Problem description:
Below are the entries; count the lines in them that contain the word "kraj" and give only the number.

Dataset:
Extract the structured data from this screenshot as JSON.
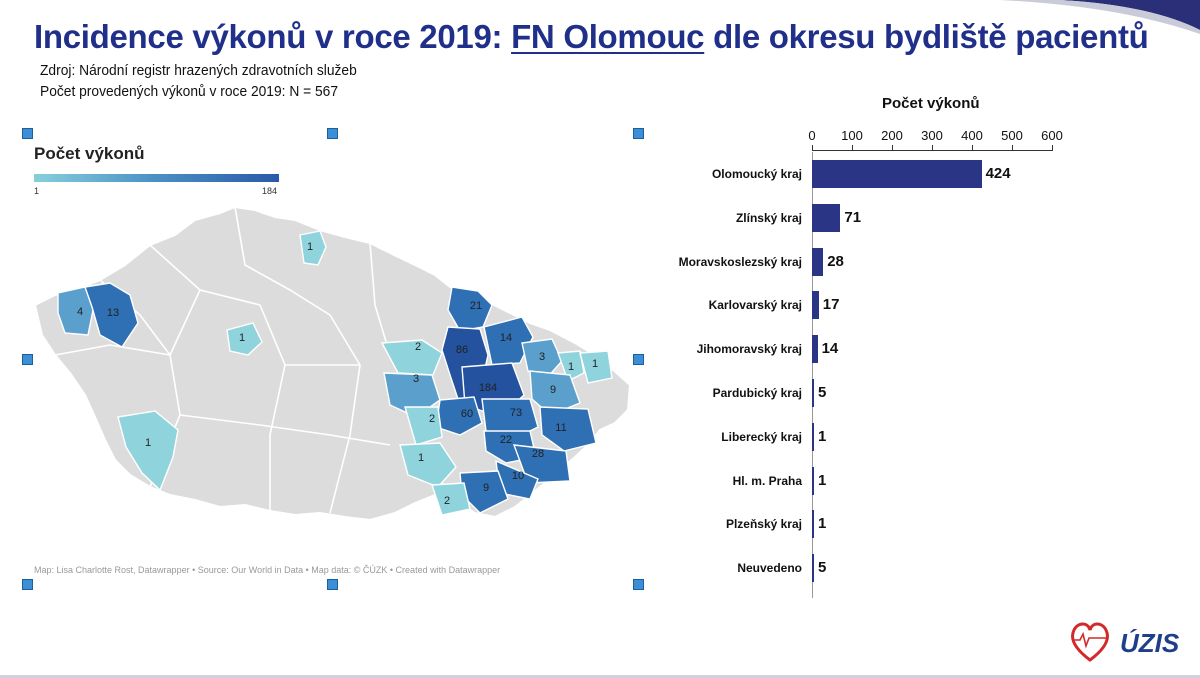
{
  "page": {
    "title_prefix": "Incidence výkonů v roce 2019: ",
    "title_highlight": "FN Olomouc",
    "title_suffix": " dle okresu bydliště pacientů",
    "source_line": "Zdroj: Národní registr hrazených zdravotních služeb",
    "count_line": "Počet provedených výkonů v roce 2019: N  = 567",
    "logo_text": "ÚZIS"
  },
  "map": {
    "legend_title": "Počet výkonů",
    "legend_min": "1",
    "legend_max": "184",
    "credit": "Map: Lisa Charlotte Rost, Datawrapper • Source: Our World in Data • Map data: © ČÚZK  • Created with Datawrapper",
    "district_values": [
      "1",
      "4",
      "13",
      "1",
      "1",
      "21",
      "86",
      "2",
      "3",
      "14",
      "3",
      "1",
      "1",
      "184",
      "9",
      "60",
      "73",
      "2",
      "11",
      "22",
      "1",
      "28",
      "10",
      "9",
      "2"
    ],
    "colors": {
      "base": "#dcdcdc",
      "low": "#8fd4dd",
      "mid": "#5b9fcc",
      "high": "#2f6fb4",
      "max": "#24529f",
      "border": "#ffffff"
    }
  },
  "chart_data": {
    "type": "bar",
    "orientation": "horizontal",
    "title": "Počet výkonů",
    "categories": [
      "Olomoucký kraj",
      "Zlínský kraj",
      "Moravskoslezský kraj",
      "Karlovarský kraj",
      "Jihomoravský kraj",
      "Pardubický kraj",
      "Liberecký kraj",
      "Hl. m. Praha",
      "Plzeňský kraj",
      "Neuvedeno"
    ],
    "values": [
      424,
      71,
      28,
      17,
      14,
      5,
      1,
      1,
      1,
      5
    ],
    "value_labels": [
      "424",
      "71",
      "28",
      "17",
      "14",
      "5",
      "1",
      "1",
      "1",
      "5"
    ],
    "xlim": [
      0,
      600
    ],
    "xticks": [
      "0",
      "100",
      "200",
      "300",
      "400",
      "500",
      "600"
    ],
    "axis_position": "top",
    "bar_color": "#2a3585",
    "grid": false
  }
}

---

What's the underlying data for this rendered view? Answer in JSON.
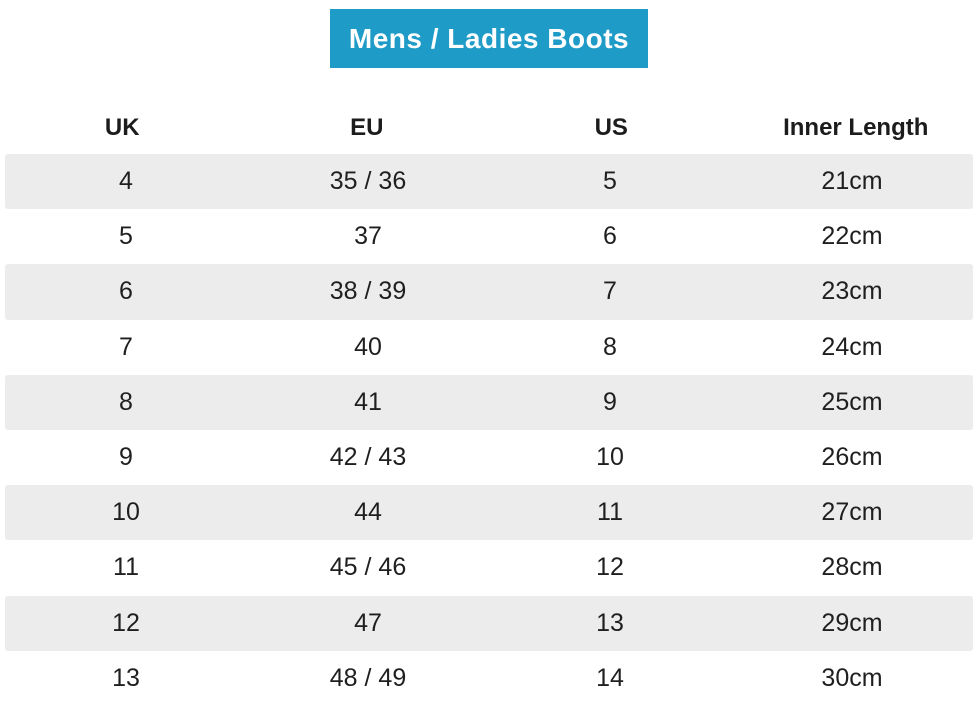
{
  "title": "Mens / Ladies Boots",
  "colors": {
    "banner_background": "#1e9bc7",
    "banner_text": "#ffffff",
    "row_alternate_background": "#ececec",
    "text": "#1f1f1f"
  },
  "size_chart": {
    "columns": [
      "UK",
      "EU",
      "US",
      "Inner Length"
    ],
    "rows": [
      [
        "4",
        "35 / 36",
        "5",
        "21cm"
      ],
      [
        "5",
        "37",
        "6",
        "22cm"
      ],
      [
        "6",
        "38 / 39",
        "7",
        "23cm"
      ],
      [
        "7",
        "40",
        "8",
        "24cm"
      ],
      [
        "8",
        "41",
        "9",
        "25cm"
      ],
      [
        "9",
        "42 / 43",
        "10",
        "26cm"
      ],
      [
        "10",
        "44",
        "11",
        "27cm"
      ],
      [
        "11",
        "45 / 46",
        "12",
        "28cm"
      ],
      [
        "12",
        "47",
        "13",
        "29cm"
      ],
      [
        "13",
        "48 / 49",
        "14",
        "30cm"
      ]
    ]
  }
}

Full output:
8